Figure content listings
====

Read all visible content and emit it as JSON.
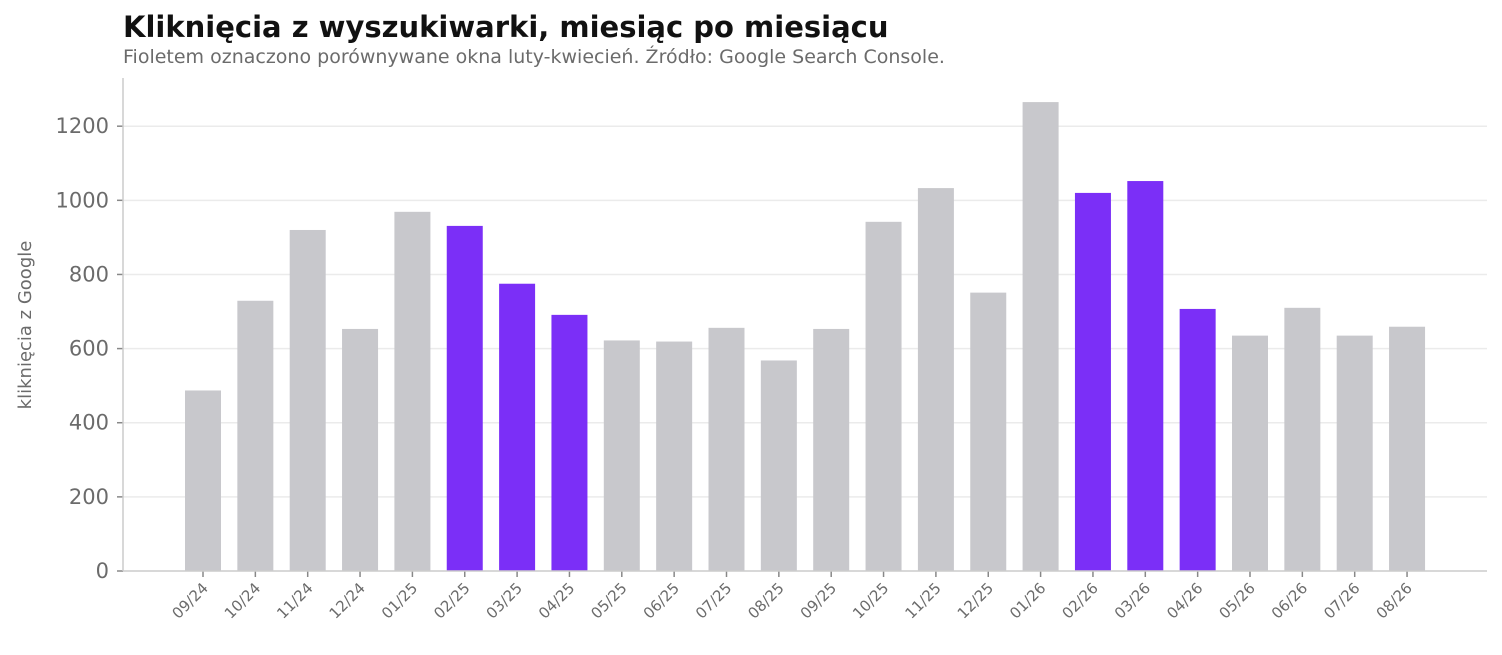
{
  "chart_data": {
    "type": "bar",
    "title": "Kliknięcia z wyszukiwarki, miesiąc po miesiącu",
    "subtitle": "Fioletem oznaczono porównywane okna luty-kwiecień. Źródło: Google Search Console.",
    "xlabel": "",
    "ylabel": "kliknięcia z Google",
    "categories": [
      "09/24",
      "10/24",
      "11/24",
      "12/24",
      "01/25",
      "02/25",
      "03/25",
      "04/25",
      "05/25",
      "06/25",
      "07/25",
      "08/25",
      "09/25",
      "10/25",
      "11/25",
      "12/25",
      "01/26",
      "02/26",
      "03/26",
      "04/26",
      "05/26",
      "06/26",
      "07/26",
      "08/26"
    ],
    "values": [
      487,
      729,
      920,
      653,
      969,
      931,
      775,
      691,
      622,
      619,
      656,
      568,
      653,
      942,
      1033,
      751,
      1265,
      1020,
      1052,
      707,
      635,
      710,
      635,
      659
    ],
    "highlighted": [
      "02/25",
      "03/25",
      "04/25",
      "02/26",
      "03/26",
      "04/26"
    ],
    "ylim": [
      0,
      1330
    ],
    "yticks": [
      0,
      200,
      400,
      600,
      800,
      1000,
      1200
    ],
    "grid": "horizontal",
    "colors": {
      "default": "#c8c8cc",
      "highlight": "#7b2ff7",
      "grid": "#ebebeb",
      "axis": "#cccccc"
    }
  }
}
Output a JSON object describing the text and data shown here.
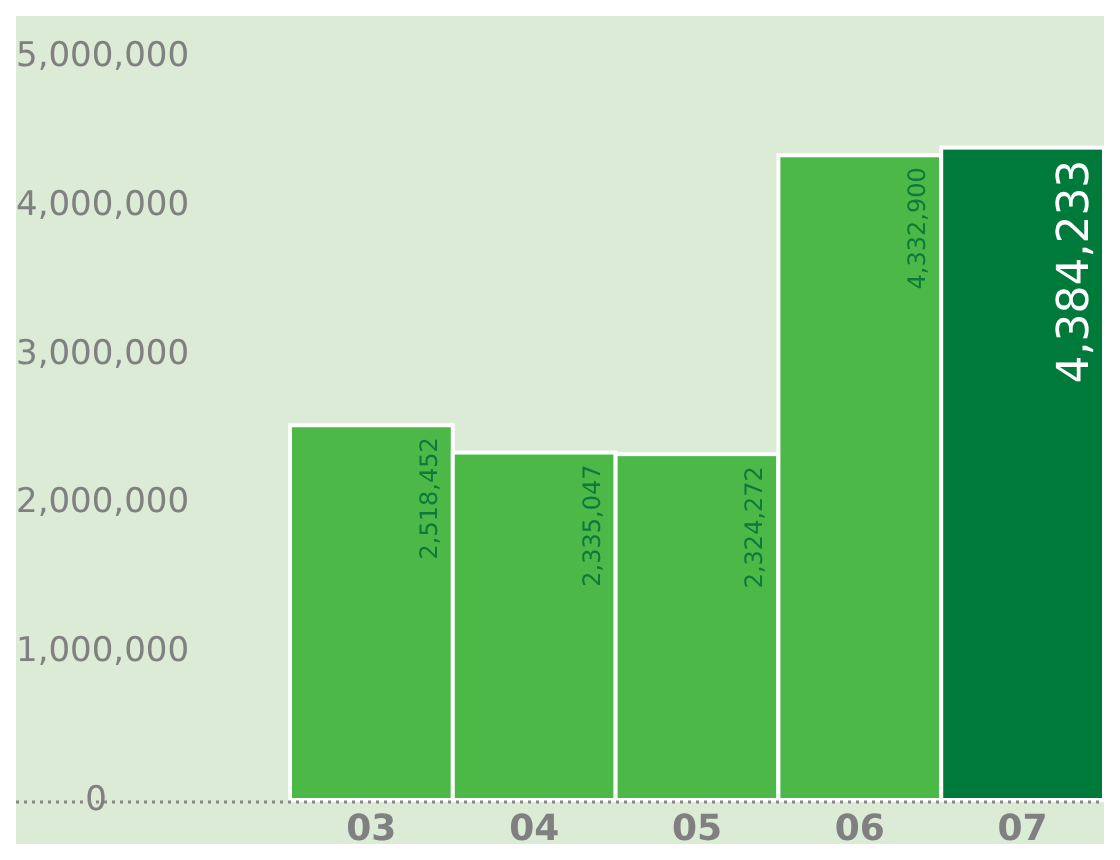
{
  "chart_data": {
    "type": "bar",
    "categories": [
      "03",
      "04",
      "05",
      "06",
      "07"
    ],
    "values": [
      2518452,
      2335047,
      2324272,
      4332900,
      4384233
    ],
    "colors": [
      "#4cb848",
      "#4cb848",
      "#4cb848",
      "#4cb848",
      "#007a3a"
    ],
    "ylim": [
      0,
      5000000
    ],
    "yticks": [
      {
        "value": 0,
        "label": "0"
      },
      {
        "value": 1000000,
        "label": "1,000,000"
      },
      {
        "value": 2000000,
        "label": "2,000,000"
      },
      {
        "value": 3000000,
        "label": "3,000,000"
      },
      {
        "value": 4000000,
        "label": "4,000,000"
      },
      {
        "value": 5000000,
        "label": "5,000,000"
      }
    ],
    "value_labels": [
      "2,518,452",
      "2,335,047",
      "2,324,272",
      "4,332,900",
      "4,384,233"
    ],
    "grid": false
  }
}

====

#### GIVEN REQUEST:
Find each line in the records holding the string "Google" and show it.

#### THE RESULT:
    "subtitle": "Fioletem oznaczono porównywane okna luty-kwiecień. Źródło: Google Search Console.",
    "ylabel": "kliknięcia z Google",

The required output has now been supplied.